_WHAT THIS TASK INVOLVES_
Pick out the lines below that include the string "ylabel".
****
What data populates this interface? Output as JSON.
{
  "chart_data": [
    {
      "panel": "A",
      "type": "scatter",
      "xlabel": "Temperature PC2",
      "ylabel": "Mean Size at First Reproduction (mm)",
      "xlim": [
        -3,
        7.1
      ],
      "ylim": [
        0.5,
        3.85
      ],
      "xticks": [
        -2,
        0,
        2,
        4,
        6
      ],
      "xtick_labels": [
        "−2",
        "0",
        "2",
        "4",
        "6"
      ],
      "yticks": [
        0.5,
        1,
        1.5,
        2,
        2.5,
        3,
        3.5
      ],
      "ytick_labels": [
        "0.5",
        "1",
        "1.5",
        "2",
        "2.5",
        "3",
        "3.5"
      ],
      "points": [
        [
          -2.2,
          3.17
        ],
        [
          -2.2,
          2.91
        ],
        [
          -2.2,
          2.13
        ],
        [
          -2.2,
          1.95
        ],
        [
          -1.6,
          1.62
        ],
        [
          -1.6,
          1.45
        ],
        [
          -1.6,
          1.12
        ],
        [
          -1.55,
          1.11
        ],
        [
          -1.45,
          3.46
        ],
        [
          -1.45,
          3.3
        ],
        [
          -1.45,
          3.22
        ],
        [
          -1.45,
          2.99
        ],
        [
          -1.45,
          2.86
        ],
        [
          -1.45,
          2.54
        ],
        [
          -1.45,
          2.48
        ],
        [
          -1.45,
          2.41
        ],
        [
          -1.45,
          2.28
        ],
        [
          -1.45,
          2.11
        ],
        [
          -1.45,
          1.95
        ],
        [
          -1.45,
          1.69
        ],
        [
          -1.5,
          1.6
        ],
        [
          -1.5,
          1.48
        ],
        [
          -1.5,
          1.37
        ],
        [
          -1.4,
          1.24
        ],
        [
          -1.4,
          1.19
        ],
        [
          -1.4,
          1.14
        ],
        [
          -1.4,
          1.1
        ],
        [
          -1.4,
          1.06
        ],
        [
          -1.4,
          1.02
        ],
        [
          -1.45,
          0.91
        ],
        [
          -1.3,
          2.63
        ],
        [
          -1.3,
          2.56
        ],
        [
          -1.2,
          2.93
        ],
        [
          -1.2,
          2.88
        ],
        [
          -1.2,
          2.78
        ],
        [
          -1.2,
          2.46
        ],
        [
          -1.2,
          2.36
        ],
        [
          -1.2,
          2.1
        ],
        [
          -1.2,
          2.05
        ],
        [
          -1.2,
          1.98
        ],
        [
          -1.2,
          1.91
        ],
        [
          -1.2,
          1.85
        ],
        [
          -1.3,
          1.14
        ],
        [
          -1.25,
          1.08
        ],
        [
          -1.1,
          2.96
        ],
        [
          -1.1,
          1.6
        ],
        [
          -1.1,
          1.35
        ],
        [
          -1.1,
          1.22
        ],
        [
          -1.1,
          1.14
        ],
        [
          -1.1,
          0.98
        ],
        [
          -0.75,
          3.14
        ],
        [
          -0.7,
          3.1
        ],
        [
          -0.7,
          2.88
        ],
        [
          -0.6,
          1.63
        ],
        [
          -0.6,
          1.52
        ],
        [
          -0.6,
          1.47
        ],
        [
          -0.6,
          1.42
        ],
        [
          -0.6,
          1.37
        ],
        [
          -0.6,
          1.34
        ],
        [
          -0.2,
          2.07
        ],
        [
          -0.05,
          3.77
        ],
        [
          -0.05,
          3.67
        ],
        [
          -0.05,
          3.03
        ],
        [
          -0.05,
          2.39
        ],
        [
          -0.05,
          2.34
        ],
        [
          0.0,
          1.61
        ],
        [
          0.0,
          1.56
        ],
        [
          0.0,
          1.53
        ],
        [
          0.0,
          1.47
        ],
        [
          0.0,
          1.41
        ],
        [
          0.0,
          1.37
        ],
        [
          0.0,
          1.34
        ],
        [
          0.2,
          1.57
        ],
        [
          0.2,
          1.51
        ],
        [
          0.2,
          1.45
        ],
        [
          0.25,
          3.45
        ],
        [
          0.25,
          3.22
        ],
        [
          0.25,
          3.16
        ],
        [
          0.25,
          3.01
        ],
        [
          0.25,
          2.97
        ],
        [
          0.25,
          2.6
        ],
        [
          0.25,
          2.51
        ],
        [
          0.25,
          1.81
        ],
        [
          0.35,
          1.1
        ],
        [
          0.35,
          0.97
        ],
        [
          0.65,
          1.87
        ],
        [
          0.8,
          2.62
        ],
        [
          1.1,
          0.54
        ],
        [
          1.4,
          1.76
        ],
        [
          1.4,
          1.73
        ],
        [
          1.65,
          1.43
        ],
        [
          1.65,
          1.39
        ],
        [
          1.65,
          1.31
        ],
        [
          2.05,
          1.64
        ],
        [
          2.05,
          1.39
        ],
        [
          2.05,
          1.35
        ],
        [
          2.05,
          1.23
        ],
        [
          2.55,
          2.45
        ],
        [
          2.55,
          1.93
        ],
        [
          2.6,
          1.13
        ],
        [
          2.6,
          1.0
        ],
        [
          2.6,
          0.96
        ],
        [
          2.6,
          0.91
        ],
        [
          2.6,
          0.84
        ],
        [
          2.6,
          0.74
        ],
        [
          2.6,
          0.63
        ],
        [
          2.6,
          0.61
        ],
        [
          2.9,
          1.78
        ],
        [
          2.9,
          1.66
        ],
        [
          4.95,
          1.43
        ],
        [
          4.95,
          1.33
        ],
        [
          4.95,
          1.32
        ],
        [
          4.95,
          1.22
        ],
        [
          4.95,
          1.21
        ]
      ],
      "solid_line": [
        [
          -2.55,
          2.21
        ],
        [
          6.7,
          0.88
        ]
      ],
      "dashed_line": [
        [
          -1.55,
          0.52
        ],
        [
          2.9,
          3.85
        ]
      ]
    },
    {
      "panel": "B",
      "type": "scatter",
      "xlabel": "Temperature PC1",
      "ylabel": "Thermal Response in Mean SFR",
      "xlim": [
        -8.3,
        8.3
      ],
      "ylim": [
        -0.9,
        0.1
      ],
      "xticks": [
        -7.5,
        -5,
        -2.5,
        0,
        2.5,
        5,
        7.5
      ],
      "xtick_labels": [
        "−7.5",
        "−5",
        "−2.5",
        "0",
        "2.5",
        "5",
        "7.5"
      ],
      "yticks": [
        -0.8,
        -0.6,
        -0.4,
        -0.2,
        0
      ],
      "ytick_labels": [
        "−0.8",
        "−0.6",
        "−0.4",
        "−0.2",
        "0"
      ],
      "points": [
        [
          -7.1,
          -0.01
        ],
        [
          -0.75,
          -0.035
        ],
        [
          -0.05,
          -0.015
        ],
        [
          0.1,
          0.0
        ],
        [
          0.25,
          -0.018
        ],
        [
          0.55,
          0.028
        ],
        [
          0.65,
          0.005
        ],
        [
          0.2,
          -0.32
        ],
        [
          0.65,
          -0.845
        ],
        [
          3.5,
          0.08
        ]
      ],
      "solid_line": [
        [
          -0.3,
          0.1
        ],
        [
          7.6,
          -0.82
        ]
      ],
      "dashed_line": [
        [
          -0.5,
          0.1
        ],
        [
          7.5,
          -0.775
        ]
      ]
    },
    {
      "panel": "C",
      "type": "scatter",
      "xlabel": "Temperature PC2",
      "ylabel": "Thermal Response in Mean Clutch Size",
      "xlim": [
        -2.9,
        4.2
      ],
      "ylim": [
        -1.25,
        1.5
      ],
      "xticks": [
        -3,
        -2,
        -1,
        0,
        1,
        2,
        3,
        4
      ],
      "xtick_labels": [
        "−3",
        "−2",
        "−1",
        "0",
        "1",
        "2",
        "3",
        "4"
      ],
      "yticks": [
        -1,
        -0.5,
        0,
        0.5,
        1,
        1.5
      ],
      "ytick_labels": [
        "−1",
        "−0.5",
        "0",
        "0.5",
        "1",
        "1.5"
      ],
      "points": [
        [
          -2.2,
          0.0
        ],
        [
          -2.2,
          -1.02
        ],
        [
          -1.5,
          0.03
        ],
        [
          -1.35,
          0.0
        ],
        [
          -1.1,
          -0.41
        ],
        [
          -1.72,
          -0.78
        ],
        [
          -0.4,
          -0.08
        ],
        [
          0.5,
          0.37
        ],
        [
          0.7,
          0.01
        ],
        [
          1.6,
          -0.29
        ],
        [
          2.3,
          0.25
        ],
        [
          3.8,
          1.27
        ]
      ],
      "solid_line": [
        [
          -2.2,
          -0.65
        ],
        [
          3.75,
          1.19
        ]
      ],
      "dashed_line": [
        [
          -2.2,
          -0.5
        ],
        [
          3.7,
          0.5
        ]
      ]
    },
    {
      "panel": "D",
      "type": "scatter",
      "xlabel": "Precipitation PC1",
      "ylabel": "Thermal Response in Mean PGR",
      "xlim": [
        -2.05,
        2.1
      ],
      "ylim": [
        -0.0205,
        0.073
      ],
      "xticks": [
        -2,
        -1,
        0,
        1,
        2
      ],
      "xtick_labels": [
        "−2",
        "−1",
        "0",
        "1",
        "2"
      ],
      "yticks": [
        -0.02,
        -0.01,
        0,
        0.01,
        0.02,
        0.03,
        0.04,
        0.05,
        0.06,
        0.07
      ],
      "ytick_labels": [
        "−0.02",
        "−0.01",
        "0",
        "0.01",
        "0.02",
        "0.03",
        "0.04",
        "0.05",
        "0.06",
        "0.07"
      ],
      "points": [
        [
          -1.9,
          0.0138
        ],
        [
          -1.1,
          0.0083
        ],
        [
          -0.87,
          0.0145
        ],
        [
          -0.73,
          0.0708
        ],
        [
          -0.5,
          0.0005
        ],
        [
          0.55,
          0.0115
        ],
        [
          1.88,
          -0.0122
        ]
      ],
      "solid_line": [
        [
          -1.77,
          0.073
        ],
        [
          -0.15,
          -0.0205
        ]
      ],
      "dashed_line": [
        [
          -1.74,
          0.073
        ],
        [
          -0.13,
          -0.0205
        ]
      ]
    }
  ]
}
****
_COMPLETE OUTPUT_
      "ylabel": "Mean Size at First Reproduction (mm)",
      "ylabel": "Thermal Response in Mean SFR",
      "ylabel": "Thermal Response in Mean Clutch Size",
      "ylabel": "Thermal Response in Mean PGR",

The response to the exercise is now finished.